**Written instruction:**
Extract all lines from the data beneath that include the word "GUIDE".

-- begin Record extracts --

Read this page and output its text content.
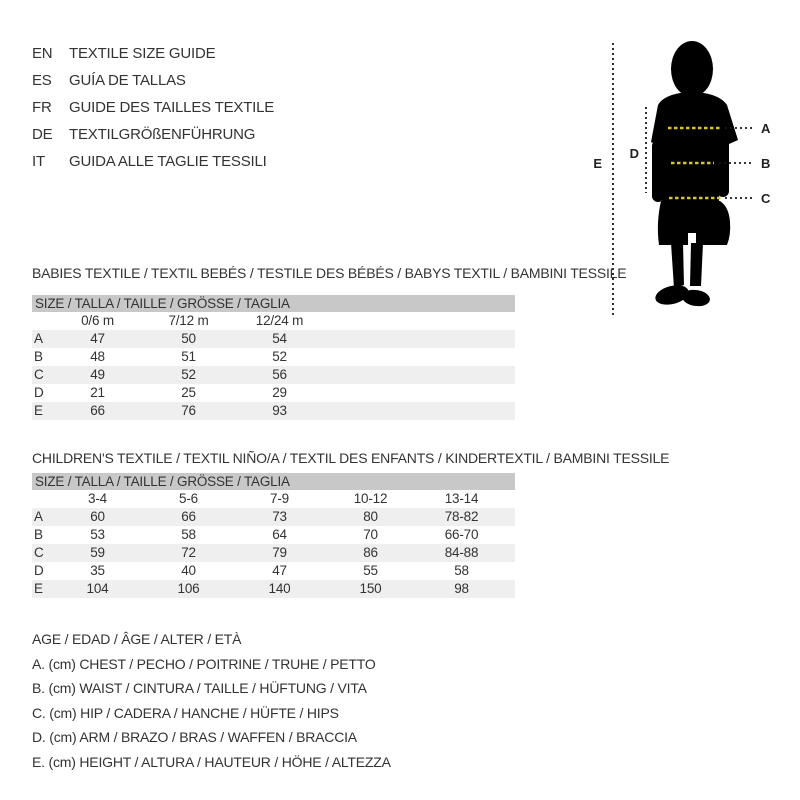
EN	TEXTILE SIZE GUIDE
ES	GUÍA DE TALLAS
FR	GUIDE DES TAILLES TEXTILE
DE	TEXTILGRÖßENFÜHRUNG
IT	GUIDA ALLE TAGLIE TESSILI
A
B
C
D
E
BABIES TEXTILE / TEXTIL BEBÉS / TESTILE DES BÉBÉS / BABYS TEXTIL / BAMBINI TESSILE
SIZE / TALLA / TAILLE / GRÖSSE / TAGLIA
0/6 m	7/12 m	12/24 m
A	47	50	54
B	48	51	52
C	49	52	56
D	21	25	29
E	66	76	93
CHILDREN'S TEXTILE / TEXTIL NIÑO/A / TEXTIL DES ENFANTS / KINDERTEXTIL / BAMBINI TESSILE
SIZE / TALLA / TAILLE / GRÖSSE / TAGLIA
3-4	5-6	7-9	10-12	13-14
A	60	66	73	80	78-82
B	53	58	64	70	66-70
C	59	72	79	86	84-88
D	35	40	47	55	58
E	104	106	140	150	98
AGE / EDAD / ÂGE / ALTER / ETÀ
A. (cm) CHEST / PECHO / POITRINE / TRUHE / PETTO
B. (cm) WAIST / CINTURA / TAILLE / HÜFTUNG / VITA
C. (cm) HIP / CADERA / HANCHE / HÜFTE / HIPS
D. (cm) ARM / BRAZO / BRAS / WAFFEN / BRACCIA
E. (cm) HEIGHT / ALTURA / HAUTEUR / HÖHE / ALTEZZA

-- end Record extracts --

**Response to the exercise:**
EN	TEXTILE SIZE GUIDE
FR	GUIDE DES TAILLES TEXTILE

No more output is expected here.